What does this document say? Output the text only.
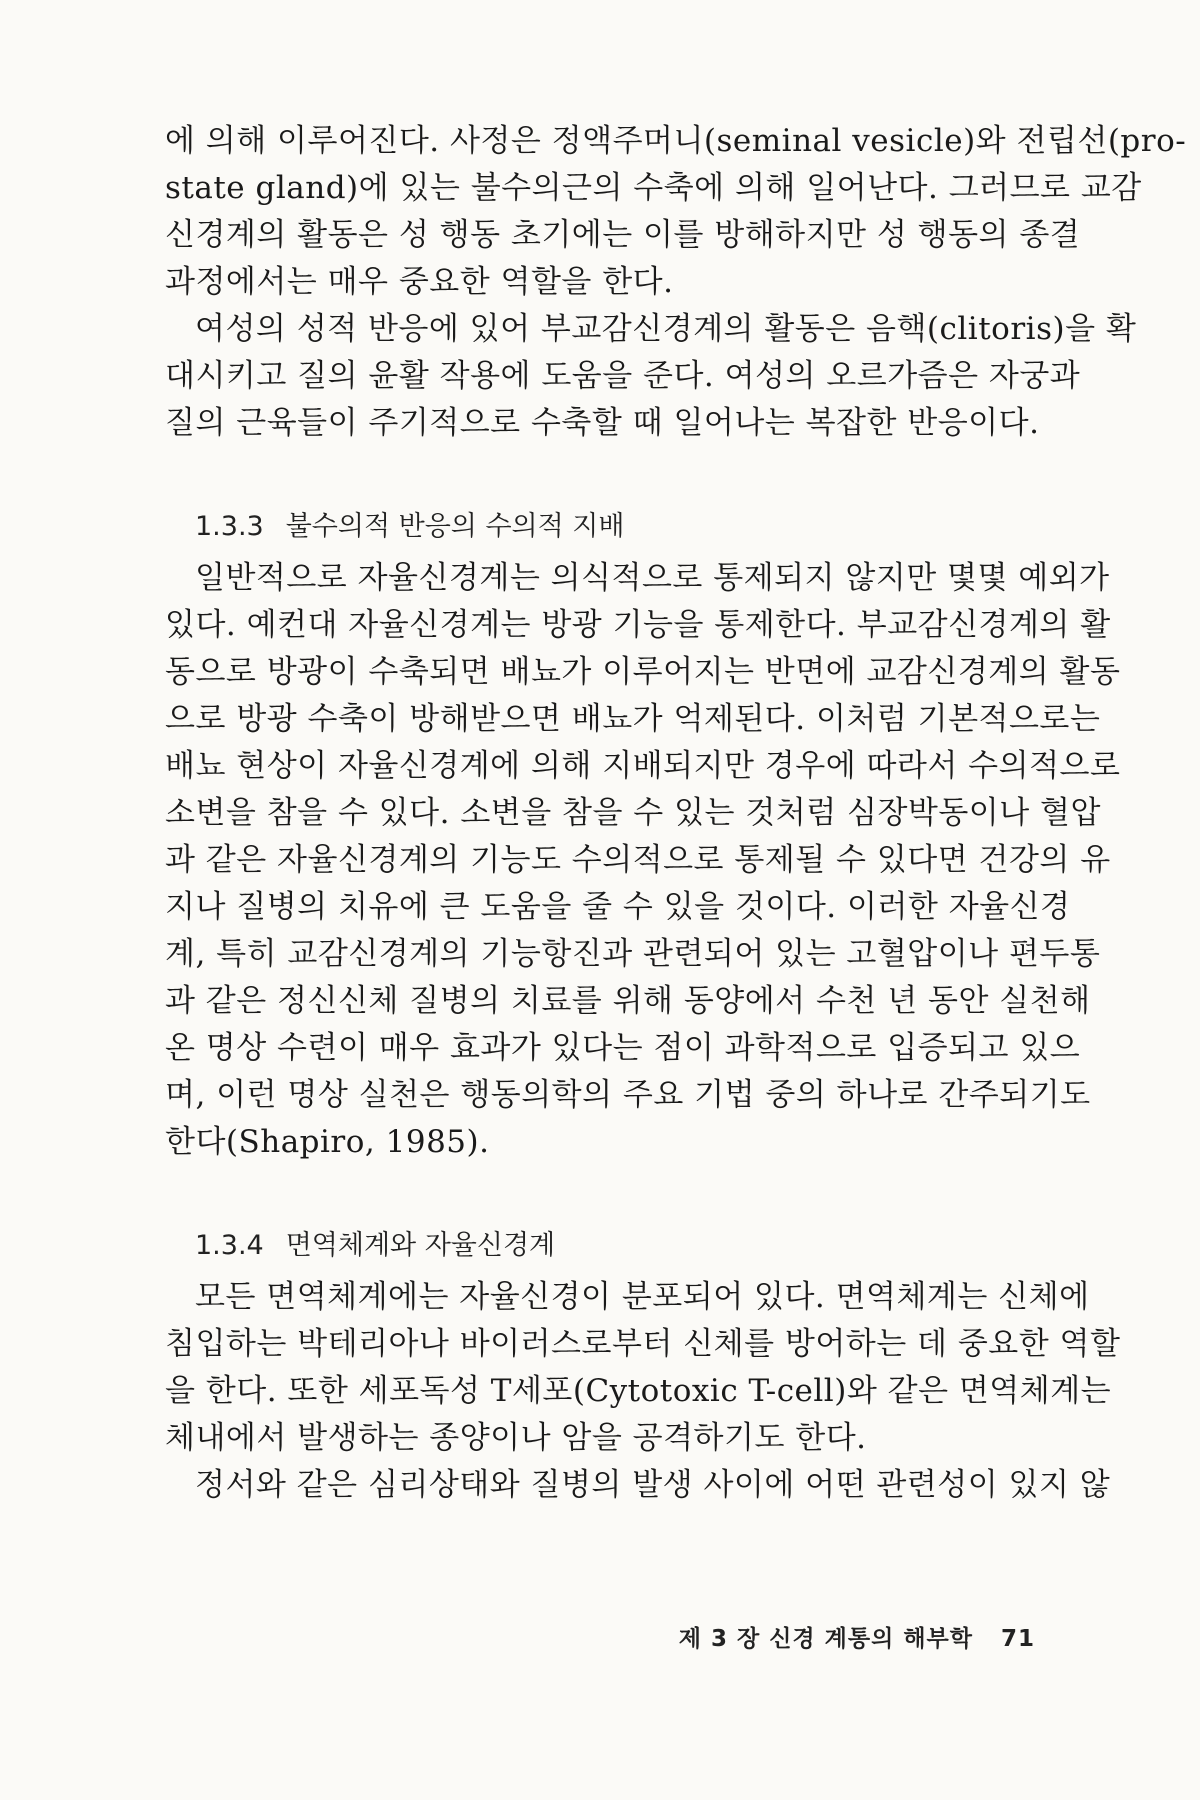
에 의해 이루어진다. 사정은 정액주머니(seminal vesicle)와 전립선(pro-
state gland)에 있는 불수의근의 수축에 의해 일어난다. 그러므로 교감
신경계의 활동은 성 행동 초기에는 이를 방해하지만 성 행동의 종결
과정에서는 매우 중요한 역할을 한다.
여성의 성적 반응에 있어 부교감신경계의 활동은 음핵(clitoris)을 확
대시키고 질의 윤활 작용에 도움을 준다. 여성의 오르가즘은 자궁과
질의 근육들이 주기적으로 수축할 때 일어나는 복잡한 반응이다.
1.3.3 불수의적 반응의 수의적 지배
일반적으로 자율신경계는 의식적으로 통제되지 않지만 몇몇 예외가
있다. 예컨대 자율신경계는 방광 기능을 통제한다. 부교감신경계의 활
동으로 방광이 수축되면 배뇨가 이루어지는 반면에 교감신경계의 활동
으로 방광 수축이 방해받으면 배뇨가 억제된다. 이처럼 기본적으로는
배뇨 현상이 자율신경계에 의해 지배되지만 경우에 따라서 수의적으로
소변을 참을 수 있다. 소변을 참을 수 있는 것처럼 심장박동이나 혈압
과 같은 자율신경계의 기능도 수의적으로 통제될 수 있다면 건강의 유
지나 질병의 치유에 큰 도움을 줄 수 있을 것이다. 이러한 자율신경
계, 특히 교감신경계의 기능항진과 관련되어 있는 고혈압이나 편두통
과 같은 정신신체 질병의 치료를 위해 동양에서 수천 년 동안 실천해
온 명상 수련이 매우 효과가 있다는 점이 과학적으로 입증되고 있으
며, 이런 명상 실천은 행동의학의 주요 기법 중의 하나로 간주되기도
한다(Shapiro, 1985).
1.3.4 면역체계와 자율신경계
모든 면역체계에는 자율신경이 분포되어 있다. 면역체계는 신체에
침입하는 박테리아나 바이러스로부터 신체를 방어하는 데 중요한 역할
을 한다. 또한 세포독성 T세포(Cytotoxic T-cell)와 같은 면역체계는
체내에서 발생하는 종양이나 암을 공격하기도 한다.
정서와 같은 심리상태와 질병의 발생 사이에 어떤 관련성이 있지 않
제 3 장 신경 계통의 해부학 71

INSTRUCTION: Your task is to repeat the material above exactly, without its pictures.

OUTPUT OF THE TASK:
What does this document say? Output the text only.
에 의해 이루어진다. 사정은 정액주머니(seminal vesicle)와 전립선(pro-
state gland)에 있는 불수의근의 수축에 의해 일어난다. 그러므로 교감
신경계의 활동은 성 행동 초기에는 이를 방해하지만 성 행동의 종결
과정에서는 매우 중요한 역할을 한다.
여성의 성적 반응에 있어 부교감신경계의 활동은 음핵(clitoris)을 확
대시키고 질의 윤활 작용에 도움을 준다. 여성의 오르가즘은 자궁과
질의 근육들이 주기적으로 수축할 때 일어나는 복잡한 반응이다.
1.3.3 불수의적 반응의 수의적 지배
일반적으로 자율신경계는 의식적으로 통제되지 않지만 몇몇 예외가
있다. 예컨대 자율신경계는 방광 기능을 통제한다. 부교감신경계의 활
동으로 방광이 수축되면 배뇨가 이루어지는 반면에 교감신경계의 활동
으로 방광 수축이 방해받으면 배뇨가 억제된다. 이처럼 기본적으로는
배뇨 현상이 자율신경계에 의해 지배되지만 경우에 따라서 수의적으로
소변을 참을 수 있다. 소변을 참을 수 있는 것처럼 심장박동이나 혈압
과 같은 자율신경계의 기능도 수의적으로 통제될 수 있다면 건강의 유
지나 질병의 치유에 큰 도움을 줄 수 있을 것이다. 이러한 자율신경
계, 특히 교감신경계의 기능항진과 관련되어 있는 고혈압이나 편두통
과 같은 정신신체 질병의 치료를 위해 동양에서 수천 년 동안 실천해
온 명상 수련이 매우 효과가 있다는 점이 과학적으로 입증되고 있으
며, 이런 명상 실천은 행동의학의 주요 기법 중의 하나로 간주되기도
한다(Shapiro, 1985).
1.3.4 면역체계와 자율신경계
모든 면역체계에는 자율신경이 분포되어 있다. 면역체계는 신체에
침입하는 박테리아나 바이러스로부터 신체를 방어하는 데 중요한 역할
을 한다. 또한 세포독성 T세포(Cytotoxic T-cell)와 같은 면역체계는
체내에서 발생하는 종양이나 암을 공격하기도 한다.
정서와 같은 심리상태와 질병의 발생 사이에 어떤 관련성이 있지 않
제 3 장 신경 계통의 해부학 71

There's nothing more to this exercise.